### What this task involves
Quote every line as given.

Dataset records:

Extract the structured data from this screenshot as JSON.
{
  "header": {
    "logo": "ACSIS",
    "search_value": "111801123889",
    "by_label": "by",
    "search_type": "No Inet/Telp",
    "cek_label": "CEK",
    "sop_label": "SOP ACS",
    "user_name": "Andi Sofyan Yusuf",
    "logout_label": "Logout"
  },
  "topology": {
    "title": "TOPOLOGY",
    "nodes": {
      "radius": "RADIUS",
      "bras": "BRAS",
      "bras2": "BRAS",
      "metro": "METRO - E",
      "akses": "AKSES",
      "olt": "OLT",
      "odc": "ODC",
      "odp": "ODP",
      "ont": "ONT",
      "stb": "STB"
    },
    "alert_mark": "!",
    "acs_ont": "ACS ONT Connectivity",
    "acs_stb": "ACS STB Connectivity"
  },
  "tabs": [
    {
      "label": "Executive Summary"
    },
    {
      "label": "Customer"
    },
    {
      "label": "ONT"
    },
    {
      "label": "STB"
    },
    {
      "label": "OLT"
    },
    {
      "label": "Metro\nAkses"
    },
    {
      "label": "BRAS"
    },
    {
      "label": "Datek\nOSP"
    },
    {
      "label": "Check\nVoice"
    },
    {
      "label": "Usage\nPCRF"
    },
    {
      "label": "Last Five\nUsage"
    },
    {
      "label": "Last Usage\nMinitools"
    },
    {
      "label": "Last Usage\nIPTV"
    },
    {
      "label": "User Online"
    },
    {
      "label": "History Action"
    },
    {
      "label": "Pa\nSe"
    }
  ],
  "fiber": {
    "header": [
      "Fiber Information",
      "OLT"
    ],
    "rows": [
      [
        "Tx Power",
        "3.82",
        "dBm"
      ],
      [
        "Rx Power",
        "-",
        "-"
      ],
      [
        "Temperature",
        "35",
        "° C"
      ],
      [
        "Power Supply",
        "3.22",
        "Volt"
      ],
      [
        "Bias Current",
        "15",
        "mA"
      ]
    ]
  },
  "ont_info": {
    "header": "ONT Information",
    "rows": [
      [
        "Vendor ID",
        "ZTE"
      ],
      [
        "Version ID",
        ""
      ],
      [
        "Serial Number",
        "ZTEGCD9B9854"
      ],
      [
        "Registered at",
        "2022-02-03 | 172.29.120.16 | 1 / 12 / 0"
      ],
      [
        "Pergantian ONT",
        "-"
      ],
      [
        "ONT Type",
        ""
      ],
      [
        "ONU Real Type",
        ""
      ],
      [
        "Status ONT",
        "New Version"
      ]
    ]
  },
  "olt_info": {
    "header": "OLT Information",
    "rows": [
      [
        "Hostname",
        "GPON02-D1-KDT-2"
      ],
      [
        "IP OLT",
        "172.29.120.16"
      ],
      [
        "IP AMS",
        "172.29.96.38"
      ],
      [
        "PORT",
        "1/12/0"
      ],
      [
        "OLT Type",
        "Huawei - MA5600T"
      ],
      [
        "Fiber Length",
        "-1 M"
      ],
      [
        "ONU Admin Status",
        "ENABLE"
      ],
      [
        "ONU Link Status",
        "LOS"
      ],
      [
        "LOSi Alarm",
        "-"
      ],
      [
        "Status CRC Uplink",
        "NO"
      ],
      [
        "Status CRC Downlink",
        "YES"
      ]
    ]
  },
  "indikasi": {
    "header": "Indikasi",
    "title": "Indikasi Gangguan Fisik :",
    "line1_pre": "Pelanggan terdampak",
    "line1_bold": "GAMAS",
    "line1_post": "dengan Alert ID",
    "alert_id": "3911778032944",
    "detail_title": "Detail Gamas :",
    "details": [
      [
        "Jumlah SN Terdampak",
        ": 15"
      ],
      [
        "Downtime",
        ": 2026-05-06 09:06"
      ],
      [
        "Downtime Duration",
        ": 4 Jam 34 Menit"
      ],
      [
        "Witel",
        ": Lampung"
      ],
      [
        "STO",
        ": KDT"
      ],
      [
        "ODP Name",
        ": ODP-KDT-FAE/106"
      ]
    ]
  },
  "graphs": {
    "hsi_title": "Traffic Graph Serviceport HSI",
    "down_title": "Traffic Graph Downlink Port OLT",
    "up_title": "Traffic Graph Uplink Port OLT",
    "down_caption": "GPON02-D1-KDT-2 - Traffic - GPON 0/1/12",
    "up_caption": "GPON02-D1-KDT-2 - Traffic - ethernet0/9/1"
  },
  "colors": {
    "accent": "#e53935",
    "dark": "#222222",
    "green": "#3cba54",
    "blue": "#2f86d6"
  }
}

### Solution to this exercise
Extract the structured data from this screenshot as JSON.
{
  "header": {
    "logo": "ACSIS",
    "search_value": "111801123889",
    "by_label": "by",
    "search_type": "No Inet/Telp",
    "cek_label": "CEK",
    "sop_label": "SOP ACS",
    "user_name": "Andi Sofyan Yusuf",
    "logout_label": "Logout"
  },
  "topology": {
    "title": "TOPOLOGY",
    "nodes": {
      "radius": "RADIUS",
      "bras": "BRAS",
      "bras2": "BRAS",
      "metro": "METRO - E",
      "akses": "AKSES",
      "olt": "OLT",
      "odc": "ODC",
      "odp": "ODP",
      "ont": "ONT",
      "stb": "STB"
    },
    "alert_mark": "!",
    "acs_ont": "ACS ONT Connectivity",
    "acs_stb": "ACS STB Connectivity"
  },
  "tabs": [
    {
      "label": "Executive Summary"
    },
    {
      "label": "Customer"
    },
    {
      "label": "ONT"
    },
    {
      "label": "STB"
    },
    {
      "label": "OLT"
    },
    {
      "label": "Metro\nAkses"
    },
    {
      "label": "BRAS"
    },
    {
      "label": "Datek\nOSP"
    },
    {
      "label": "Check\nVoice"
    },
    {
      "label": "Usage\nPCRF"
    },
    {
      "label": "Last Five\nUsage"
    },
    {
      "label": "Last Usage\nMinitools"
    },
    {
      "label": "Last Usage\nIPTV"
    },
    {
      "label": "User Online"
    },
    {
      "label": "History Action"
    },
    {
      "label": "Pa\nSe"
    }
  ],
  "fiber": {
    "header": [
      "Fiber Information",
      "OLT"
    ],
    "rows": [
      [
        "Tx Power",
        "3.82",
        "dBm"
      ],
      [
        "Rx Power",
        "-",
        "-"
      ],
      [
        "Temperature",
        "35",
        "° C"
      ],
      [
        "Power Supply",
        "3.22",
        "Volt"
      ],
      [
        "Bias Current",
        "15",
        "mA"
      ]
    ]
  },
  "ont_info": {
    "header": "ONT Information",
    "rows": [
      [
        "Vendor ID",
        "ZTE"
      ],
      [
        "Version ID",
        ""
      ],
      [
        "Serial Number",
        "ZTEGCD9B9854"
      ],
      [
        "Registered at",
        "2022-02-03 | 172.29.120.16 | 1 / 12 / 0"
      ],
      [
        "Pergantian ONT",
        "-"
      ],
      [
        "ONT Type",
        ""
      ],
      [
        "ONU Real Type",
        ""
      ],
      [
        "Status ONT",
        "New Version"
      ]
    ]
  },
  "olt_info": {
    "header": "OLT Information",
    "rows": [
      [
        "Hostname",
        "GPON02-D1-KDT-2"
      ],
      [
        "IP OLT",
        "172.29.120.16"
      ],
      [
        "IP AMS",
        "172.29.96.38"
      ],
      [
        "PORT",
        "1/12/0"
      ],
      [
        "OLT Type",
        "Huawei - MA5600T"
      ],
      [
        "Fiber Length",
        "-1 M"
      ],
      [
        "ONU Admin Status",
        "ENABLE"
      ],
      [
        "ONU Link Status",
        "LOS"
      ],
      [
        "LOSi Alarm",
        "-"
      ],
      [
        "Status CRC Uplink",
        "NO"
      ],
      [
        "Status CRC Downlink",
        "YES"
      ]
    ]
  },
  "indikasi": {
    "header": "Indikasi",
    "title": "Indikasi Gangguan Fisik :",
    "line1_pre": "Pelanggan terdampak",
    "line1_bold": "GAMAS",
    "line1_post": "dengan Alert ID",
    "alert_id": "3911778032944",
    "detail_title": "Detail Gamas :",
    "details": [
      [
        "Jumlah SN Terdampak",
        ": 15"
      ],
      [
        "Downtime",
        ": 2026-05-06 09:06"
      ],
      [
        "Downtime Duration",
        ": 4 Jam 34 Menit"
      ],
      [
        "Witel",
        ": Lampung"
      ],
      [
        "STO",
        ": KDT"
      ],
      [
        "ODP Name",
        ": ODP-KDT-FAE/106"
      ]
    ]
  },
  "graphs": {
    "hsi_title": "Traffic Graph Serviceport HSI",
    "down_title": "Traffic Graph Downlink Port OLT",
    "up_title": "Traffic Graph Uplink Port OLT",
    "down_caption": "GPON02-D1-KDT-2 - Traffic - GPON 0/1/12",
    "up_caption": "GPON02-D1-KDT-2 - Traffic - ethernet0/9/1"
  },
  "colors": {
    "accent": "#e53935",
    "dark": "#222222",
    "green": "#3cba54",
    "blue": "#2f86d6"
  }
}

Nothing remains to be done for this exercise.